(Daftar koordinat kotak)
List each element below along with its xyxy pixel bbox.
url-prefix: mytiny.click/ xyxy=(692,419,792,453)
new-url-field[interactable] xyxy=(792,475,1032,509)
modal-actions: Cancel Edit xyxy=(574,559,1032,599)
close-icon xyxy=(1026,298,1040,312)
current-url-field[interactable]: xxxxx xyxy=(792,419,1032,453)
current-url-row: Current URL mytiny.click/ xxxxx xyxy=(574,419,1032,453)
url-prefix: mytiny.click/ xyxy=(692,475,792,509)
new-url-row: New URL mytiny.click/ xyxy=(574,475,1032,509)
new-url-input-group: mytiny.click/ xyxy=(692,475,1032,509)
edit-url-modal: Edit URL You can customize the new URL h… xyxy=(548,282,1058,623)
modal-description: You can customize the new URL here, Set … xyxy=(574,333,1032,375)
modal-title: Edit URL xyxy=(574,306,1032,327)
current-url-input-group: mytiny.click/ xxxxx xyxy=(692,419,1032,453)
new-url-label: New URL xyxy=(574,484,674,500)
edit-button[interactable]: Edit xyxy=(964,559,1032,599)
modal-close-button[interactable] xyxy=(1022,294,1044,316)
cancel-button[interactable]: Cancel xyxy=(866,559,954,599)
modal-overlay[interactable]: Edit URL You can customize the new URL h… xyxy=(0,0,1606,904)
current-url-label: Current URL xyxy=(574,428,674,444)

• [Tugas Anda]
Saringlah catatan di atas dan salin setiap baris yang memuat kata "current". Huruf besar dan huruf kecil dibedakan.

• [Hasil]
current-url-field[interactable]: xxxxx xyxy=(792,419,1032,453)
current-url-row: Current URL mytiny.click/ xxxxx xyxy=(574,419,1032,453)
current-url-input-group: mytiny.click/ xxxxx xyxy=(692,419,1032,453)
current-url-label: Current URL xyxy=(574,428,674,444)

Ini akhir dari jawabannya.